_Objective_
Give the data a second time, exactly and in full.

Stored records
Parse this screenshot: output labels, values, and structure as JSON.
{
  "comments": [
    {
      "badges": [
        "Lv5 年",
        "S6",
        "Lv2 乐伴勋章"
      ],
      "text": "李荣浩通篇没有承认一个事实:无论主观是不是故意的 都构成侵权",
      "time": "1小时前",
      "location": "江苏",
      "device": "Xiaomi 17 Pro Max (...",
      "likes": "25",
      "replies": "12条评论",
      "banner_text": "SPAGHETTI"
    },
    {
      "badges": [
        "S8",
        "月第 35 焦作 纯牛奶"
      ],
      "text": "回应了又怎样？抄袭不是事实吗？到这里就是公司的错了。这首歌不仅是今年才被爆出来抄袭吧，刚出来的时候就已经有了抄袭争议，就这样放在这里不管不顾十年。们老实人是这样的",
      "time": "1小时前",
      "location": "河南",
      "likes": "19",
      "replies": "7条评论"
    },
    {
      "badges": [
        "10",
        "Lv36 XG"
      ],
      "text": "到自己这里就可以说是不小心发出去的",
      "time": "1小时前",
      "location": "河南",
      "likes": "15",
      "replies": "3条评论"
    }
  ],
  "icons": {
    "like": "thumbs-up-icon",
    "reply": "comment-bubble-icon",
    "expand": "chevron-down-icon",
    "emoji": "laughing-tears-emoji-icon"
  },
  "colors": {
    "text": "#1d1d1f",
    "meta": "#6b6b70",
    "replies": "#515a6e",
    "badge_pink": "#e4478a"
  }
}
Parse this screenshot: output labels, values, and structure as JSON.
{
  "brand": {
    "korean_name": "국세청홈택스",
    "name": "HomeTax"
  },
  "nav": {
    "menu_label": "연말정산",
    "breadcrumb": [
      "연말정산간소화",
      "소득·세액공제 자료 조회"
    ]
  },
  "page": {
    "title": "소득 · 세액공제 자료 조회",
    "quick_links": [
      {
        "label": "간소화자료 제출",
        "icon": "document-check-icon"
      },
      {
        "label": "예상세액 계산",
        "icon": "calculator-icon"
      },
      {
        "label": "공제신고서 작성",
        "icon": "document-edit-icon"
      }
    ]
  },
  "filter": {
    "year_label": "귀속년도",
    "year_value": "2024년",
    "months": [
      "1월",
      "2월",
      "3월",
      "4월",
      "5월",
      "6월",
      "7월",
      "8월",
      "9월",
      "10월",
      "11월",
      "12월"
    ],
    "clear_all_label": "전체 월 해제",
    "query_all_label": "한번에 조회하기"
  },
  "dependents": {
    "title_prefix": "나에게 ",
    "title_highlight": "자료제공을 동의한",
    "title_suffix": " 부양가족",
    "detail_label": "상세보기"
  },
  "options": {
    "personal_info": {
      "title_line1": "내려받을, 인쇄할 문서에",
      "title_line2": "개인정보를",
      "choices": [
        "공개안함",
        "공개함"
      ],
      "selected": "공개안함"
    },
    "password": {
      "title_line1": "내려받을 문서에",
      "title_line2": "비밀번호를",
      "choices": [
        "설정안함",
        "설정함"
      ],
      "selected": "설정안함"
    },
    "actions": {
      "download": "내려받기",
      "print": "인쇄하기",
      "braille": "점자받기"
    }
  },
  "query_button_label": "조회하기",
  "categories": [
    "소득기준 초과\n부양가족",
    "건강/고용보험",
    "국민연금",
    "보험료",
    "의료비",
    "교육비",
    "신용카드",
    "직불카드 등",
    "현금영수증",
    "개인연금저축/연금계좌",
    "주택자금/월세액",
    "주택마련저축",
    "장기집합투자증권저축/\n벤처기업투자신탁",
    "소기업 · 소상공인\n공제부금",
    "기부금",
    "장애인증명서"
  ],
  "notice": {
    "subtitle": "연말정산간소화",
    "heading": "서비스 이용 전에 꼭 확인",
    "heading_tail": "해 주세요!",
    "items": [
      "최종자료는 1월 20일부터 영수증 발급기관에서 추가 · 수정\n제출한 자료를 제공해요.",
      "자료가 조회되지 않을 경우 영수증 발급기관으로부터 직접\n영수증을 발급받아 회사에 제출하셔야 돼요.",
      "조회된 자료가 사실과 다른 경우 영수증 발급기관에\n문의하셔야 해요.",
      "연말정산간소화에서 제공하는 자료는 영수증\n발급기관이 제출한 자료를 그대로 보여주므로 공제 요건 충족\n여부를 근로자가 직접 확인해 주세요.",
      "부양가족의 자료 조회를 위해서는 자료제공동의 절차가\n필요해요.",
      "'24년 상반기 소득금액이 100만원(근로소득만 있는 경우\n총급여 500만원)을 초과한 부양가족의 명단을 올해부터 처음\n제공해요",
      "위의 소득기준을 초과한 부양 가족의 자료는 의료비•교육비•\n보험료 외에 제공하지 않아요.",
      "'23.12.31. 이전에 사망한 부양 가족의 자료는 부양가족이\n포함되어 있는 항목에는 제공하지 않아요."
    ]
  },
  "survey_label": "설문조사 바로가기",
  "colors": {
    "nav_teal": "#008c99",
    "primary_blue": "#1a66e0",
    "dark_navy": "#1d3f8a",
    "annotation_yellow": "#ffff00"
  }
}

_Exercise result_
Parse this screenshot: output labels, values, and structure as JSON.
{
  "comments": [
    {
      "badges": [
        "Lv5 年",
        "S6",
        "Lv2 乐伴勋章"
      ],
      "text": "李荣浩通篇没有承认一个事实:无论主观是不是故意的 都构成侵权",
      "time": "1小时前",
      "location": "江苏",
      "device": "Xiaomi 17 Pro Max (...",
      "likes": "25",
      "replies": "12条评论",
      "banner_text": "SPAGHETTI"
    },
    {
      "badges": [
        "S8",
        "月第 35 焦作 纯牛奶"
      ],
      "text": "回应了又怎样？抄袭不是事实吗？到这里就是公司的错了。这首歌不仅是今年才被爆出来抄袭吧，刚出来的时候就已经有了抄袭争议，就这样放在这里不管不顾十年。们老实人是这样的",
      "time": "1小时前",
      "location": "河南",
      "likes": "19",
      "replies": "7条评论"
    },
    {
      "badges": [
        "10",
        "Lv36 XG"
      ],
      "text": "到自己这里就可以说是不小心发出去的",
      "time": "1小时前",
      "location": "河南",
      "likes": "15",
      "replies": "3条评论"
    }
  ],
  "icons": {
    "like": "thumbs-up-icon",
    "reply": "comment-bubble-icon",
    "expand": "chevron-down-icon",
    "emoji": "laughing-tears-emoji-icon"
  },
  "colors": {
    "text": "#1d1d1f",
    "meta": "#6b6b70",
    "replies": "#515a6e",
    "badge_pink": "#e4478a"
  }
}
Parse this screenshot: output labels, values, and structure as JSON.
{
  "brand": {
    "korean_name": "국세청홈택스",
    "name": "HomeTax"
  },
  "nav": {
    "menu_label": "연말정산",
    "breadcrumb": [
      "연말정산간소화",
      "소득·세액공제 자료 조회"
    ]
  },
  "page": {
    "title": "소득 · 세액공제 자료 조회",
    "quick_links": [
      {
        "label": "간소화자료 제출",
        "icon": "document-check-icon"
      },
      {
        "label": "예상세액 계산",
        "icon": "calculator-icon"
      },
      {
        "label": "공제신고서 작성",
        "icon": "document-edit-icon"
      }
    ]
  },
  "filter": {
    "year_label": "귀속년도",
    "year_value": "2024년",
    "months": [
      "1월",
      "2월",
      "3월",
      "4월",
      "5월",
      "6월",
      "7월",
      "8월",
      "9월",
      "10월",
      "11월",
      "12월"
    ],
    "clear_all_label": "전체 월 해제",
    "query_all_label": "한번에 조회하기"
  },
  "dependents": {
    "title_prefix": "나에게 ",
    "title_highlight": "자료제공을 동의한",
    "title_suffix": " 부양가족",
    "detail_label": "상세보기"
  },
  "options": {
    "personal_info": {
      "title_line1": "내려받을, 인쇄할 문서에",
      "title_line2": "개인정보를",
      "choices": [
        "공개안함",
        "공개함"
      ],
      "selected": "공개안함"
    },
    "password": {
      "title_line1": "내려받을 문서에",
      "title_line2": "비밀번호를",
      "choices": [
        "설정안함",
        "설정함"
      ],
      "selected": "설정안함"
    },
    "actions": {
      "download": "내려받기",
      "print": "인쇄하기",
      "braille": "점자받기"
    }
  },
  "query_button_label": "조회하기",
  "categories": [
    "소득기준 초과\n부양가족",
    "건강/고용보험",
    "국민연금",
    "보험료",
    "의료비",
    "교육비",
    "신용카드",
    "직불카드 등",
    "현금영수증",
    "개인연금저축/연금계좌",
    "주택자금/월세액",
    "주택마련저축",
    "장기집합투자증권저축/\n벤처기업투자신탁",
    "소기업 · 소상공인\n공제부금",
    "기부금",
    "장애인증명서"
  ],
  "notice": {
    "subtitle": "연말정산간소화",
    "heading": "서비스 이용 전에 꼭 확인",
    "heading_tail": "해 주세요!",
    "items": [
      "최종자료는 1월 20일부터 영수증 발급기관에서 추가 · 수정\n제출한 자료를 제공해요.",
      "자료가 조회되지 않을 경우 영수증 발급기관으로부터 직접\n영수증을 발급받아 회사에 제출하셔야 돼요.",
      "조회된 자료가 사실과 다른 경우 영수증 발급기관에\n문의하셔야 해요.",
      "연말정산간소화에서 제공하는 자료는 영수증\n발급기관이 제출한 자료를 그대로 보여주므로 공제 요건 충족\n여부를 근로자가 직접 확인해 주세요.",
      "부양가족의 자료 조회를 위해서는 자료제공동의 절차가\n필요해요.",
      "'24년 상반기 소득금액이 100만원(근로소득만 있는 경우\n총급여 500만원)을 초과한 부양가족의 명단을 올해부터 처음\n제공해요",
      "위의 소득기준을 초과한 부양 가족의 자료는 의료비•교육비•\n보험료 외에 제공하지 않아요.",
      "'23.12.31. 이전에 사망한 부양 가족의 자료는 부양가족이\n포함되어 있는 항목에는 제공하지 않아요."
    ]
  },
  "survey_label": "설문조사 바로가기",
  "colors": {
    "nav_teal": "#008c99",
    "primary_blue": "#1a66e0",
    "dark_navy": "#1d3f8a",
    "annotation_yellow": "#ffff00"
  }
}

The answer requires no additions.